- [Work instructions] Every entry must be given again exactly.

- [Records provided]
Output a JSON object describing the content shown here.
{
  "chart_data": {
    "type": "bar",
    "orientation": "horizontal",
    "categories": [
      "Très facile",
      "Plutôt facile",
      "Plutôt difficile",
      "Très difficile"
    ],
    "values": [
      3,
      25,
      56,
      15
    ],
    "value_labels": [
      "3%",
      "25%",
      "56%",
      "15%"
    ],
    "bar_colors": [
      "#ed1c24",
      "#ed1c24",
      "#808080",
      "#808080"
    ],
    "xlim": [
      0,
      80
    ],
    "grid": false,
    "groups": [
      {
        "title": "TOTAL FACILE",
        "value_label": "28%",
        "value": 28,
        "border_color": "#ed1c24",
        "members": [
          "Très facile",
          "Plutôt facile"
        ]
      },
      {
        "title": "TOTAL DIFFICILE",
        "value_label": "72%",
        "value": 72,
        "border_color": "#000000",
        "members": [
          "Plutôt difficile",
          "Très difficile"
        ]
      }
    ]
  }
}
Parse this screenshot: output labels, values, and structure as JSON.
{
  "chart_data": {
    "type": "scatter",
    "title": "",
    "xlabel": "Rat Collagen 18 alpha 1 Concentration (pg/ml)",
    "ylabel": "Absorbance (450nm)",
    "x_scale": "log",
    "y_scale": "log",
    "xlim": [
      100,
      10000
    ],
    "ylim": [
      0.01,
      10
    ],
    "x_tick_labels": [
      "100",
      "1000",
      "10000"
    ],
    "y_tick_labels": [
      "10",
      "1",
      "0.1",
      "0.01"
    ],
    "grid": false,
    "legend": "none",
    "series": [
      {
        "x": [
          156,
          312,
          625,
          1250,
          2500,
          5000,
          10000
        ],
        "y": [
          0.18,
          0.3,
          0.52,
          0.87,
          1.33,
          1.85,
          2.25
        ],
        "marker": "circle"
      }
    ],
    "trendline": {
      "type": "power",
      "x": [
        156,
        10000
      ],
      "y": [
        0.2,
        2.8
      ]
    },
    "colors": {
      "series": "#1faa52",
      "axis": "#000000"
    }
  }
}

- [Right answer]
Output a JSON object describing the content shown here.
{
  "chart_data": {
    "type": "bar",
    "orientation": "horizontal",
    "categories": [
      "Très facile",
      "Plutôt facile",
      "Plutôt difficile",
      "Très difficile"
    ],
    "values": [
      3,
      25,
      56,
      15
    ],
    "value_labels": [
      "3%",
      "25%",
      "56%",
      "15%"
    ],
    "bar_colors": [
      "#ed1c24",
      "#ed1c24",
      "#808080",
      "#808080"
    ],
    "xlim": [
      0,
      80
    ],
    "grid": false,
    "groups": [
      {
        "title": "TOTAL FACILE",
        "value_label": "28%",
        "value": 28,
        "border_color": "#ed1c24",
        "members": [
          "Très facile",
          "Plutôt facile"
        ]
      },
      {
        "title": "TOTAL DIFFICILE",
        "value_label": "72%",
        "value": 72,
        "border_color": "#000000",
        "members": [
          "Plutôt difficile",
          "Très difficile"
        ]
      }
    ]
  }
}
Parse this screenshot: output labels, values, and structure as JSON.
{
  "chart_data": {
    "type": "scatter",
    "title": "",
    "xlabel": "Rat Collagen 18 alpha 1 Concentration (pg/ml)",
    "ylabel": "Absorbance (450nm)",
    "x_scale": "log",
    "y_scale": "log",
    "xlim": [
      100,
      10000
    ],
    "ylim": [
      0.01,
      10
    ],
    "x_tick_labels": [
      "100",
      "1000",
      "10000"
    ],
    "y_tick_labels": [
      "10",
      "1",
      "0.1",
      "0.01"
    ],
    "grid": false,
    "legend": "none",
    "series": [
      {
        "x": [
          156,
          312,
          625,
          1250,
          2500,
          5000,
          10000
        ],
        "y": [
          0.18,
          0.3,
          0.52,
          0.87,
          1.33,
          1.85,
          2.25
        ],
        "marker": "circle"
      }
    ],
    "trendline": {
      "type": "power",
      "x": [
        156,
        10000
      ],
      "y": [
        0.2,
        2.8
      ]
    },
    "colors": {
      "series": "#1faa52",
      "axis": "#000000"
    }
  }
}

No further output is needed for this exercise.